╭─ The input

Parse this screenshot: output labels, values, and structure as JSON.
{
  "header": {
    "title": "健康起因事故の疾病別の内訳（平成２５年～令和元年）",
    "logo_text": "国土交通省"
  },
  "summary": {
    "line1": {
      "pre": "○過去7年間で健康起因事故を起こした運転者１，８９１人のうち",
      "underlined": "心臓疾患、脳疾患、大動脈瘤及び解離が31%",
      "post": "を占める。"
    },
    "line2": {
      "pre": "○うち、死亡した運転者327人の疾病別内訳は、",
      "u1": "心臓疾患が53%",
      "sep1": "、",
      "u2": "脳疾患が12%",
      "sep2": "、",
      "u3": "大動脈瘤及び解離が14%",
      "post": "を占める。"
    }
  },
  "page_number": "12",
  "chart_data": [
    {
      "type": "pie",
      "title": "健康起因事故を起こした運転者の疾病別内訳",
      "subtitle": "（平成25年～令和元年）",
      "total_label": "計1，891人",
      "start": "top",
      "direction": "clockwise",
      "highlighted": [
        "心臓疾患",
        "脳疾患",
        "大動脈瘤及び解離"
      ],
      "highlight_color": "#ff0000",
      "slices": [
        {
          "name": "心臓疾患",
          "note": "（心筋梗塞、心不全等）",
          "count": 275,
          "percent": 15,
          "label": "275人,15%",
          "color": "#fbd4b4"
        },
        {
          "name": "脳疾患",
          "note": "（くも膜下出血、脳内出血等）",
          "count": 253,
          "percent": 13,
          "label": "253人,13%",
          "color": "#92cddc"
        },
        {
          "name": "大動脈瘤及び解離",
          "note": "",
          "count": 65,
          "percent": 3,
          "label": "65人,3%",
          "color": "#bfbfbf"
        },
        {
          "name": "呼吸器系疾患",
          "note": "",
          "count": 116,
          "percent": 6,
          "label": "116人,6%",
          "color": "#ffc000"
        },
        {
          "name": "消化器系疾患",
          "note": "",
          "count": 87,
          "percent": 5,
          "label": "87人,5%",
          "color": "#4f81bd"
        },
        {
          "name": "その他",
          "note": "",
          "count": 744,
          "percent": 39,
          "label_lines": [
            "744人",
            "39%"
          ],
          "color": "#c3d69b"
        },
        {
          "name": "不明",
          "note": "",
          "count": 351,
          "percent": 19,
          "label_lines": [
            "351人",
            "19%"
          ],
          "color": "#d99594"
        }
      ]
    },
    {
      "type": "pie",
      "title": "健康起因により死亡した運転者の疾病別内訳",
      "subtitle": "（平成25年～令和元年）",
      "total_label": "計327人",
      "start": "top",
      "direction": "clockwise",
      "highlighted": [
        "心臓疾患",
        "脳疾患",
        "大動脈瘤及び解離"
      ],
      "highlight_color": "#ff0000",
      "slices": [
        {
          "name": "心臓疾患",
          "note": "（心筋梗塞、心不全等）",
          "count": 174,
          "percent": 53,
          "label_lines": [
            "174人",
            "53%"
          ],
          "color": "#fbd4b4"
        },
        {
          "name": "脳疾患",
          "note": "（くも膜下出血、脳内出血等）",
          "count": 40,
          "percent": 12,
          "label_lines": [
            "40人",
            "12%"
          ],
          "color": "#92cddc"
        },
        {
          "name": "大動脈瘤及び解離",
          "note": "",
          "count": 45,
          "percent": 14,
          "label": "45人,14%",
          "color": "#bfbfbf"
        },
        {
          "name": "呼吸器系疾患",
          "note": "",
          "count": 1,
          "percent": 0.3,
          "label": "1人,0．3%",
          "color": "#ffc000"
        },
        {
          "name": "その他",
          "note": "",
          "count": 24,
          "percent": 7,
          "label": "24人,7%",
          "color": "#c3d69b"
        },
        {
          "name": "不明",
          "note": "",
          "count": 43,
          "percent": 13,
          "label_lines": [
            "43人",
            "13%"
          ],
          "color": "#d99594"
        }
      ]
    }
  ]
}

╰─

Exercise aim:
Please output the complete data exactly.

Solution for this exercise:
Parse this screenshot: output labels, values, and structure as JSON.
{
  "header": {
    "title": "健康起因事故の疾病別の内訳（平成２５年～令和元年）",
    "logo_text": "国土交通省"
  },
  "summary": {
    "line1": {
      "pre": "○過去7年間で健康起因事故を起こした運転者１，８９１人のうち",
      "underlined": "心臓疾患、脳疾患、大動脈瘤及び解離が31%",
      "post": "を占める。"
    },
    "line2": {
      "pre": "○うち、死亡した運転者327人の疾病別内訳は、",
      "u1": "心臓疾患が53%",
      "sep1": "、",
      "u2": "脳疾患が12%",
      "sep2": "、",
      "u3": "大動脈瘤及び解離が14%",
      "post": "を占める。"
    }
  },
  "page_number": "12",
  "chart_data": [
    {
      "type": "pie",
      "title": "健康起因事故を起こした運転者の疾病別内訳",
      "subtitle": "（平成25年～令和元年）",
      "total_label": "計1，891人",
      "start": "top",
      "direction": "clockwise",
      "highlighted": [
        "心臓疾患",
        "脳疾患",
        "大動脈瘤及び解離"
      ],
      "highlight_color": "#ff0000",
      "slices": [
        {
          "name": "心臓疾患",
          "note": "（心筋梗塞、心不全等）",
          "count": 275,
          "percent": 15,
          "label": "275人,15%",
          "color": "#fbd4b4"
        },
        {
          "name": "脳疾患",
          "note": "（くも膜下出血、脳内出血等）",
          "count": 253,
          "percent": 13,
          "label": "253人,13%",
          "color": "#92cddc"
        },
        {
          "name": "大動脈瘤及び解離",
          "note": "",
          "count": 65,
          "percent": 3,
          "label": "65人,3%",
          "color": "#bfbfbf"
        },
        {
          "name": "呼吸器系疾患",
          "note": "",
          "count": 116,
          "percent": 6,
          "label": "116人,6%",
          "color": "#ffc000"
        },
        {
          "name": "消化器系疾患",
          "note": "",
          "count": 87,
          "percent": 5,
          "label": "87人,5%",
          "color": "#4f81bd"
        },
        {
          "name": "その他",
          "note": "",
          "count": 744,
          "percent": 39,
          "label_lines": [
            "744人",
            "39%"
          ],
          "color": "#c3d69b"
        },
        {
          "name": "不明",
          "note": "",
          "count": 351,
          "percent": 19,
          "label_lines": [
            "351人",
            "19%"
          ],
          "color": "#d99594"
        }
      ]
    },
    {
      "type": "pie",
      "title": "健康起因により死亡した運転者の疾病別内訳",
      "subtitle": "（平成25年～令和元年）",
      "total_label": "計327人",
      "start": "top",
      "direction": "clockwise",
      "highlighted": [
        "心臓疾患",
        "脳疾患",
        "大動脈瘤及び解離"
      ],
      "highlight_color": "#ff0000",
      "slices": [
        {
          "name": "心臓疾患",
          "note": "（心筋梗塞、心不全等）",
          "count": 174,
          "percent": 53,
          "label_lines": [
            "174人",
            "53%"
          ],
          "color": "#fbd4b4"
        },
        {
          "name": "脳疾患",
          "note": "（くも膜下出血、脳内出血等）",
          "count": 40,
          "percent": 12,
          "label_lines": [
            "40人",
            "12%"
          ],
          "color": "#92cddc"
        },
        {
          "name": "大動脈瘤及び解離",
          "note": "",
          "count": 45,
          "percent": 14,
          "label": "45人,14%",
          "color": "#bfbfbf"
        },
        {
          "name": "呼吸器系疾患",
          "note": "",
          "count": 1,
          "percent": 0.3,
          "label": "1人,0．3%",
          "color": "#ffc000"
        },
        {
          "name": "その他",
          "note": "",
          "count": 24,
          "percent": 7,
          "label": "24人,7%",
          "color": "#c3d69b"
        },
        {
          "name": "不明",
          "note": "",
          "count": 43,
          "percent": 13,
          "label_lines": [
            "43人",
            "13%"
          ],
          "color": "#d99594"
        }
      ]
    }
  ]
}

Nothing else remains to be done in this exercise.